> [GIVEN TASK] Scan the entries below and report only how many lines contain "schema".
-- START OF RECORD SET --
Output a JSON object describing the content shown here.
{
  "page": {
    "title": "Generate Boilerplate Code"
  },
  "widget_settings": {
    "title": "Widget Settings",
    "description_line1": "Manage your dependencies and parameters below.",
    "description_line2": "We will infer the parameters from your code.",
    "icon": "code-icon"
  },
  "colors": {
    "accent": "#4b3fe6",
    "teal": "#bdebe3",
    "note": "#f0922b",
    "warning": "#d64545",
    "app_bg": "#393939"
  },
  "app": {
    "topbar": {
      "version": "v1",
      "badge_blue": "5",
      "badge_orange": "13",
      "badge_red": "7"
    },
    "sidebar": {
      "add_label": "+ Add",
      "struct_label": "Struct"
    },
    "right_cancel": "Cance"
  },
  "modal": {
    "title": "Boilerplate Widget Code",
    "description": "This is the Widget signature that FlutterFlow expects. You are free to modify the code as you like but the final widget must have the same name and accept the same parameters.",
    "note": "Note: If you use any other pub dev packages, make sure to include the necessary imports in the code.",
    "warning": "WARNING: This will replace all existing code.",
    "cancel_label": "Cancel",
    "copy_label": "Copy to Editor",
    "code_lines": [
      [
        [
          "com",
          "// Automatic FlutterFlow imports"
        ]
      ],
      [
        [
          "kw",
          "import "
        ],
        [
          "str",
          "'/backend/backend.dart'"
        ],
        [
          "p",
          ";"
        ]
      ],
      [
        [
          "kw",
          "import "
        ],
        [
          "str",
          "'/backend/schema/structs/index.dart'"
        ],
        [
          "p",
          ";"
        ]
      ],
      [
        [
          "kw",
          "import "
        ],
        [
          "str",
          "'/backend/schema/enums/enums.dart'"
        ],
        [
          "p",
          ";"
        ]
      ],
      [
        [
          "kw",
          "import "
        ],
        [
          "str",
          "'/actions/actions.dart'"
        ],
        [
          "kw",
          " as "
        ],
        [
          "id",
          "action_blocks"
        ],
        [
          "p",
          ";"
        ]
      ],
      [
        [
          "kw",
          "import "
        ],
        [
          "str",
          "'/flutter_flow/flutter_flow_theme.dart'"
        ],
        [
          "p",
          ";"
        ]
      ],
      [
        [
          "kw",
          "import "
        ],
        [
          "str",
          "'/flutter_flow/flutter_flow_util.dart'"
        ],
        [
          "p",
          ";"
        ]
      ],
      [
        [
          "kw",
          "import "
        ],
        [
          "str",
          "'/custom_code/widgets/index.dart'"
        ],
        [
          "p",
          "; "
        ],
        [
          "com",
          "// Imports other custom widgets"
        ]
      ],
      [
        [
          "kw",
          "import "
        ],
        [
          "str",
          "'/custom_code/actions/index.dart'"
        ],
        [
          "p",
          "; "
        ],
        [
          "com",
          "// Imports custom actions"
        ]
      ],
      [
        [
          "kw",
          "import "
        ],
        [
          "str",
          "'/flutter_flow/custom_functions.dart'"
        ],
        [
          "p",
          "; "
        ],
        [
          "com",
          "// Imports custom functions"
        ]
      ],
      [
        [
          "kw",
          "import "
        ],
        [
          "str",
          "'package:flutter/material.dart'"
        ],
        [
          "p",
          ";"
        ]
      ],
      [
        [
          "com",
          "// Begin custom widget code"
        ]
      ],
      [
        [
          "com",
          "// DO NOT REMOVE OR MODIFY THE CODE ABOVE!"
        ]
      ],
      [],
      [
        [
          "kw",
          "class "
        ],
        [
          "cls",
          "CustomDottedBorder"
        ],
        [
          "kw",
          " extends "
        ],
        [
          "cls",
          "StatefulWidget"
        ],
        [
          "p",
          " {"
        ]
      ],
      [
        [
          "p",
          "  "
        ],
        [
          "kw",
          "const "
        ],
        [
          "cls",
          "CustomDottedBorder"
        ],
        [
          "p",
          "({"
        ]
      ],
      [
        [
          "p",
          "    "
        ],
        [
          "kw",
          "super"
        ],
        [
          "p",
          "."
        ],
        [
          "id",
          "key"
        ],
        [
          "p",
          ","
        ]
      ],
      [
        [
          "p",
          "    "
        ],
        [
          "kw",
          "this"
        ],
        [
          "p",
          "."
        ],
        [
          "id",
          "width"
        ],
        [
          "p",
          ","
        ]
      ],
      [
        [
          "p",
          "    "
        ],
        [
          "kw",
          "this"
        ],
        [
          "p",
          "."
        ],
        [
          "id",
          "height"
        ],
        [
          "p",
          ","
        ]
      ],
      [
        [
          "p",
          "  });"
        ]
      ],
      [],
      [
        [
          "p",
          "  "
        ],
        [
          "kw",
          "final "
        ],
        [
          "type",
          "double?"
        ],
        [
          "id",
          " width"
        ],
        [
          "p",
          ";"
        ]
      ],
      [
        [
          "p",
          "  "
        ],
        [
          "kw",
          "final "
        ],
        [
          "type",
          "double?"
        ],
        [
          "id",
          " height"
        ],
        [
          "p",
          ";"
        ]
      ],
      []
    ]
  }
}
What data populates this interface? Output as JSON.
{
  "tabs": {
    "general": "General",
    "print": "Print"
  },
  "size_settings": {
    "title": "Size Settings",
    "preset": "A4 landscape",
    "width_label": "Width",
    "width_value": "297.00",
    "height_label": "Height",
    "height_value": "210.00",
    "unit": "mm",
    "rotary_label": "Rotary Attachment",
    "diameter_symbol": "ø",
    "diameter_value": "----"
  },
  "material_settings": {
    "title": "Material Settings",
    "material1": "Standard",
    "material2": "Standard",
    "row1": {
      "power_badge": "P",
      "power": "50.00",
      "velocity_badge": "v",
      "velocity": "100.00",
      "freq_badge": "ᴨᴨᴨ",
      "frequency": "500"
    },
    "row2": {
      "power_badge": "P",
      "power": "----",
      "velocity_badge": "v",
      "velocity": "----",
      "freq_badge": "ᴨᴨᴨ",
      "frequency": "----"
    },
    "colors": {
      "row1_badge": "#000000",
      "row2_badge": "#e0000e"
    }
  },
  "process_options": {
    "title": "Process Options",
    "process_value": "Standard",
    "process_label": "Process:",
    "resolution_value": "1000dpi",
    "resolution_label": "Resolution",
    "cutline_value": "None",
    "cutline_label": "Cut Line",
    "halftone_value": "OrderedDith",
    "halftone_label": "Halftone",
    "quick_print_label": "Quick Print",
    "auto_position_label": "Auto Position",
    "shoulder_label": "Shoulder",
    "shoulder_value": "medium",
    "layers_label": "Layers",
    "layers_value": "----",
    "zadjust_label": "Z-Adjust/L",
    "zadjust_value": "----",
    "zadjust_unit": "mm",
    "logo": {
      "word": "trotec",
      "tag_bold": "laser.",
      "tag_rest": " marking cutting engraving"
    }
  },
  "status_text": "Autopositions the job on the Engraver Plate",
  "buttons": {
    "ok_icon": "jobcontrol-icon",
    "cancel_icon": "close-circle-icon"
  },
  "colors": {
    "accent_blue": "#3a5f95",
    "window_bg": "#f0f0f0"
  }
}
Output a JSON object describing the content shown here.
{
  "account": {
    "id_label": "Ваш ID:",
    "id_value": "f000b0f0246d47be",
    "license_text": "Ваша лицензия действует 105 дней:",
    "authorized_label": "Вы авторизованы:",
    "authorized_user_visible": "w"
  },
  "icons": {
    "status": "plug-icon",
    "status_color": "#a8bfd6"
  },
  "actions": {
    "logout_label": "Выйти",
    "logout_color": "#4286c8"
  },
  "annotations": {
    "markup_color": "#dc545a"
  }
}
-- END OF RECORD SET --
> [THE OUTPUT] 2